GIVEN INSTRUCTION - Count the lines below that contain the word "регламента", and reply with only that number.

EXTRACTED RECORDS -
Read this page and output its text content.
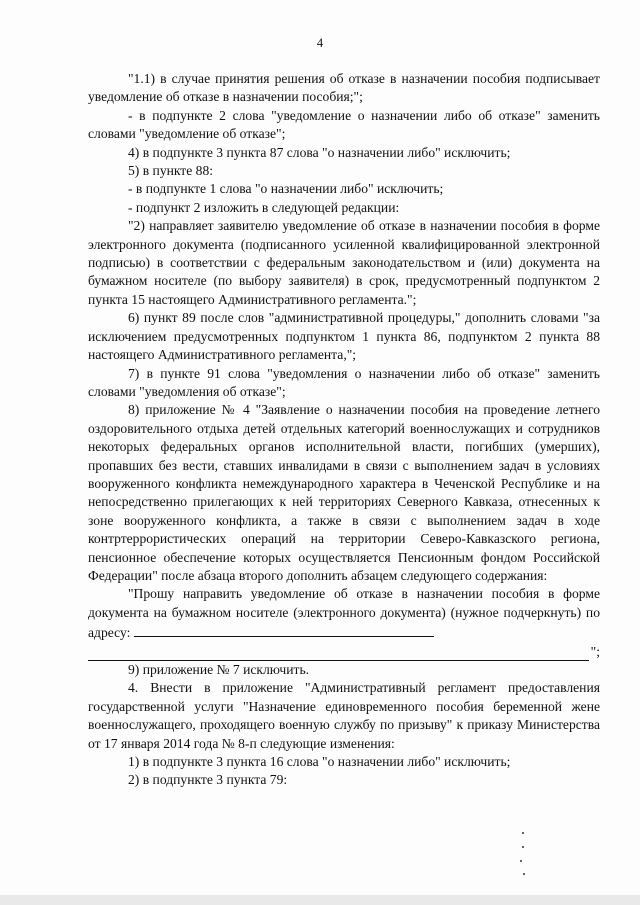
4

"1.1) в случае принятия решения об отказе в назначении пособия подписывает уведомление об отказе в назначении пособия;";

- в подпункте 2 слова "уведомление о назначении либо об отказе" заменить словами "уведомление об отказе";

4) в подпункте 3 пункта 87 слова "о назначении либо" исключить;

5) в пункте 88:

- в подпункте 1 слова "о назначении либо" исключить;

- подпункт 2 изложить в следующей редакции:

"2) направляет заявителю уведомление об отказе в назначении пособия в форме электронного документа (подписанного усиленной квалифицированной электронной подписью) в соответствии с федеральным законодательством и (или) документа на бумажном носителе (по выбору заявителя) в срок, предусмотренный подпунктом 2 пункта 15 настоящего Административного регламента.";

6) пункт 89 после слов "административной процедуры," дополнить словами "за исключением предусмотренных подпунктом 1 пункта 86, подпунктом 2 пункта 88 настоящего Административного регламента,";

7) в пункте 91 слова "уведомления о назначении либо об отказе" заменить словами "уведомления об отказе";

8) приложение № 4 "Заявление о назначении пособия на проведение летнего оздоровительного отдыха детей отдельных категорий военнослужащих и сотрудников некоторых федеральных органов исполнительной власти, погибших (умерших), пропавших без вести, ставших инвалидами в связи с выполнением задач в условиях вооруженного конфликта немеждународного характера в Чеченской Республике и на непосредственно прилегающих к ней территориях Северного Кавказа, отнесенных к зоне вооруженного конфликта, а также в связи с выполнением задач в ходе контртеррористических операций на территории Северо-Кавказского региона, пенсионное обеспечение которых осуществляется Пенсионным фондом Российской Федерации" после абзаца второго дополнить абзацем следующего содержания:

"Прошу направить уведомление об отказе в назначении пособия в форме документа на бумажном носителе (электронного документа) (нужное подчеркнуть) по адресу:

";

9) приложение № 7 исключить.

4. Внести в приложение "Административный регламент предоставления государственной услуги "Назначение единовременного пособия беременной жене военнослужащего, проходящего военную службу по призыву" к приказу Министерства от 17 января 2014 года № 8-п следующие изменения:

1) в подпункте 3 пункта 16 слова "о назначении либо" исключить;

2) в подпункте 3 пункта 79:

...

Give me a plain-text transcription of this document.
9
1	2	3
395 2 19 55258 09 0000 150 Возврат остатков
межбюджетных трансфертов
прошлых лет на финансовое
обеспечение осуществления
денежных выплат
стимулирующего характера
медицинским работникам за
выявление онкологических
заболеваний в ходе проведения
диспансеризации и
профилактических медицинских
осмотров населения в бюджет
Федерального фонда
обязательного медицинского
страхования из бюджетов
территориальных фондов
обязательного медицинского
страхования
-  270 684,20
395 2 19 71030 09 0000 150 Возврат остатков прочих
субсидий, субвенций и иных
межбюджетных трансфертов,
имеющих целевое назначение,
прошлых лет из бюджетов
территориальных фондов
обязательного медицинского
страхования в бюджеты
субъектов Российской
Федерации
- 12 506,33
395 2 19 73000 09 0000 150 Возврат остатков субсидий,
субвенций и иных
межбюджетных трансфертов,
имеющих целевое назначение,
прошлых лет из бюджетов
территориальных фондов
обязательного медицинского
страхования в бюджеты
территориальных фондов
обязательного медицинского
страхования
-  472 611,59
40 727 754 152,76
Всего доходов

SOLUTION TO THE EXERCISE - 2